- **TASK TO COMPLETE**: All of the data below is to be returned unaltered.

- **EXERCISE MATERIALS**:

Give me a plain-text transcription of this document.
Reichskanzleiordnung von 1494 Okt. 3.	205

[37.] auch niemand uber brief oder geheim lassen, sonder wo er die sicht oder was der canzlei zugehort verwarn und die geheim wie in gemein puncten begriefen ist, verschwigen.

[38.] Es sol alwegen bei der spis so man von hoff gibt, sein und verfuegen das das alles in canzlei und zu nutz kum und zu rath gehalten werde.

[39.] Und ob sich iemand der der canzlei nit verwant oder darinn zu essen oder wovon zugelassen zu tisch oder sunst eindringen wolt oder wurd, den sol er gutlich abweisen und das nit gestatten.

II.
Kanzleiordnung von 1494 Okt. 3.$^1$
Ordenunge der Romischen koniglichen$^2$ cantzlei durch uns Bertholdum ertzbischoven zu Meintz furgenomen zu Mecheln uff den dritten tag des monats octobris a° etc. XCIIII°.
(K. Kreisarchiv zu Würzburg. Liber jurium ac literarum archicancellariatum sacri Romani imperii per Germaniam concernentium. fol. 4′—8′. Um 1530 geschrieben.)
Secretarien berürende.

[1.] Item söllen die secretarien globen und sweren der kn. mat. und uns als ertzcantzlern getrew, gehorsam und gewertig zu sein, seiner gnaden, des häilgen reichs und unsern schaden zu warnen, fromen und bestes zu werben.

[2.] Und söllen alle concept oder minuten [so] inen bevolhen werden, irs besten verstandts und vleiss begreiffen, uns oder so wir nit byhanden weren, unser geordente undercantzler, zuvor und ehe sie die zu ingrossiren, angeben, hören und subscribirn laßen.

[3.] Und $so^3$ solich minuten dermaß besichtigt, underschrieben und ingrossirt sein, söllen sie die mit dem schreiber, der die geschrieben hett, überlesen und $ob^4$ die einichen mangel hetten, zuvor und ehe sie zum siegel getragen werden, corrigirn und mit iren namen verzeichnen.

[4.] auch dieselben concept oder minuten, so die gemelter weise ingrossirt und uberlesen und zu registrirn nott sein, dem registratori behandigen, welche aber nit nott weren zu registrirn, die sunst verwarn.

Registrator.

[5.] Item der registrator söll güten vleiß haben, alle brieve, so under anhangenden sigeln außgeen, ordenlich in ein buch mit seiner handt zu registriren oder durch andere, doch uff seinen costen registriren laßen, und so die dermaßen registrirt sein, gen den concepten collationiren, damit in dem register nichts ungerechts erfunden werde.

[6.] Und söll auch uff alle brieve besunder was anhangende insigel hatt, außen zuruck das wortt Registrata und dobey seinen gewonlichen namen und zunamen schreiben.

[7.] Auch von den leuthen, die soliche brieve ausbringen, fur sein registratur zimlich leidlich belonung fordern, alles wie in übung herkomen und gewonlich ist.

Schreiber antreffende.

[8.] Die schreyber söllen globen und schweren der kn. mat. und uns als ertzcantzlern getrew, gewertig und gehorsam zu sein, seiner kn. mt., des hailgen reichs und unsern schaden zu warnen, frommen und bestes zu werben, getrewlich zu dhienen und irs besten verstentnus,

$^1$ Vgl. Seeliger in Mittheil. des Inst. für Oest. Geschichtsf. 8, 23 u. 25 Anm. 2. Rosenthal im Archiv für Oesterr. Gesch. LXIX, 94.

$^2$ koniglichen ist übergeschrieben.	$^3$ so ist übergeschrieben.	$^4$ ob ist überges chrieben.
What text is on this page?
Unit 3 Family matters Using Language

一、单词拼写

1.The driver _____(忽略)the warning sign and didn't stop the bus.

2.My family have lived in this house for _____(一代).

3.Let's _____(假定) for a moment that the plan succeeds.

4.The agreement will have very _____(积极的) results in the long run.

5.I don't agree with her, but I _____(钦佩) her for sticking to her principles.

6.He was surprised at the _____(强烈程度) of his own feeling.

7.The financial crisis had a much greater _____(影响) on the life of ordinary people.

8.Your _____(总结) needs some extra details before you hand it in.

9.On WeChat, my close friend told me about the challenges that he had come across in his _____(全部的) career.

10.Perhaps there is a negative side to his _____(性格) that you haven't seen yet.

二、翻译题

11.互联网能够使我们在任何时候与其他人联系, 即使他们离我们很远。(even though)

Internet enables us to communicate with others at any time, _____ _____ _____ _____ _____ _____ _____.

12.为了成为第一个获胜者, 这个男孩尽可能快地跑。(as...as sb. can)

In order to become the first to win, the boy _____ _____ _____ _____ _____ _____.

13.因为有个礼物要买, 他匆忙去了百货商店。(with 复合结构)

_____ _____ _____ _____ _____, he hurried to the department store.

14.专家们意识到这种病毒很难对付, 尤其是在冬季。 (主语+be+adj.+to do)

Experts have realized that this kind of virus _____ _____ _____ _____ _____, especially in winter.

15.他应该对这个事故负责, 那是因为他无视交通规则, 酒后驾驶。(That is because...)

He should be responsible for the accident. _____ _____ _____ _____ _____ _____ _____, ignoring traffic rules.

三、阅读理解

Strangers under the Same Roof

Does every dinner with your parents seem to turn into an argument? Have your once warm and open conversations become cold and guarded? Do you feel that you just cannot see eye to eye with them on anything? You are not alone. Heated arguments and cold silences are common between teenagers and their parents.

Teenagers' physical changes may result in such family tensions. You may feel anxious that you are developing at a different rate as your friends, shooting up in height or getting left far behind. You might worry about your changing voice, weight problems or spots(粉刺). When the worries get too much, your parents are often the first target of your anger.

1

- **THE ANSWER**:
Give me a plain-text transcription of this document.
Reichskanzleiordnung von 1494 Okt. 3.	205

[37.] auch niemand uber brief oder geheim lassen, sonder wo er die sicht oder was der canzlei zugehort verwarn und die geheim wie in gemein puncten begriefen ist, verschwigen.

[38.] Es sol alwegen bei der spis so man von hoff gibt, sein und verfuegen das das alles in canzlei und zu nutz kum und zu rath gehalten werde.

[39.] Und ob sich iemand der der canzlei nit verwant oder darinn zu essen oder wovon zugelassen zu tisch oder sunst eindringen wolt oder wurd, den sol er gutlich abweisen und das nit gestatten.

II.
Kanzleiordnung von 1494 Okt. 3.$^1$
Ordenunge der Romischen koniglichen$^2$ cantzlei durch uns Bertholdum ertzbischoven zu Meintz furgenomen zu Mecheln uff den dritten tag des monats octobris a° etc. XCIIII°.
(K. Kreisarchiv zu Würzburg. Liber jurium ac literarum archicancellariatum sacri Romani imperii per Germaniam concernentium. fol. 4′—8′. Um 1530 geschrieben.)
Secretarien berürende.

[1.] Item söllen die secretarien globen und sweren der kn. mat. und uns als ertzcantzlern getrew, gehorsam und gewertig zu sein, seiner gnaden, des häilgen reichs und unsern schaden zu warnen, fromen und bestes zu werben.

[2.] Und söllen alle concept oder minuten [so] inen bevolhen werden, irs besten verstandts und vleiss begreiffen, uns oder so wir nit byhanden weren, unser geordente undercantzler, zuvor und ehe sie die zu ingrossiren, angeben, hören und subscribirn laßen.

[3.] Und $so^3$ solich minuten dermaß besichtigt, underschrieben und ingrossirt sein, söllen sie die mit dem schreiber, der die geschrieben hett, überlesen und $ob^4$ die einichen mangel hetten, zuvor und ehe sie zum siegel getragen werden, corrigirn und mit iren namen verzeichnen.

[4.] auch dieselben concept oder minuten, so die gemelter weise ingrossirt und uberlesen und zu registrirn nott sein, dem registratori behandigen, welche aber nit nott weren zu registrirn, die sunst verwarn.

Registrator.

[5.] Item der registrator söll güten vleiß haben, alle brieve, so under anhangenden sigeln außgeen, ordenlich in ein buch mit seiner handt zu registriren oder durch andere, doch uff seinen costen registriren laßen, und so die dermaßen registrirt sein, gen den concepten collationiren, damit in dem register nichts ungerechts erfunden werde.

[6.] Und söll auch uff alle brieve besunder was anhangende insigel hatt, außen zuruck das wortt Registrata und dobey seinen gewonlichen namen und zunamen schreiben.

[7.] Auch von den leuthen, die soliche brieve ausbringen, fur sein registratur zimlich leidlich belonung fordern, alles wie in übung herkomen und gewonlich ist.

Schreiber antreffende.

[8.] Die schreyber söllen globen und schweren der kn. mat. und uns als ertzcantzlern getrew, gewertig und gehorsam zu sein, seiner kn. mt., des hailgen reichs und unsern schaden zu warnen, frommen und bestes zu werben, getrewlich zu dhienen und irs besten verstentnus,

$^1$ Vgl. Seeliger in Mittheil. des Inst. für Oest. Geschichtsf. 8, 23 u. 25 Anm. 2. Rosenthal im Archiv für Oesterr. Gesch. LXIX, 94.

$^2$ koniglichen ist übergeschrieben.	$^3$ so ist übergeschrieben.	$^4$ ob ist überges chrieben.
What text is on this page?
Unit 3 Family matters Using Language

一、单词拼写

1.The driver _____(忽略)the warning sign and didn't stop the bus.

2.My family have lived in this house for _____(一代).

3.Let's _____(假定) for a moment that the plan succeeds.

4.The agreement will have very _____(积极的) results in the long run.

5.I don't agree with her, but I _____(钦佩) her for sticking to her principles.

6.He was surprised at the _____(强烈程度) of his own feeling.

7.The financial crisis had a much greater _____(影响) on the life of ordinary people.

8.Your _____(总结) needs some extra details before you hand it in.

9.On WeChat, my close friend told me about the challenges that he had come across in his _____(全部的) career.

10.Perhaps there is a negative side to his _____(性格) that you haven't seen yet.

二、翻译题

11.互联网能够使我们在任何时候与其他人联系, 即使他们离我们很远。(even though)

Internet enables us to communicate with others at any time, _____ _____ _____ _____ _____ _____ _____.

12.为了成为第一个获胜者, 这个男孩尽可能快地跑。(as...as sb. can)

In order to become the first to win, the boy _____ _____ _____ _____ _____ _____.

13.因为有个礼物要买, 他匆忙去了百货商店。(with 复合结构)

_____ _____ _____ _____ _____, he hurried to the department store.

14.专家们意识到这种病毒很难对付, 尤其是在冬季。 (主语+be+adj.+to do)

Experts have realized that this kind of virus _____ _____ _____ _____ _____, especially in winter.

15.他应该对这个事故负责, 那是因为他无视交通规则, 酒后驾驶。(That is because...)

He should be responsible for the accident. _____ _____ _____ _____ _____ _____ _____, ignoring traffic rules.

三、阅读理解

Strangers under the Same Roof

Does every dinner with your parents seem to turn into an argument? Have your once warm and open conversations become cold and guarded? Do you feel that you just cannot see eye to eye with them on anything? You are not alone. Heated arguments and cold silences are common between teenagers and their parents.

Teenagers' physical changes may result in such family tensions. You may feel anxious that you are developing at a different rate as your friends, shooting up in height or getting left far behind. You might worry about your changing voice, weight problems or spots(粉刺). When the worries get too much, your parents are often the first target of your anger.

1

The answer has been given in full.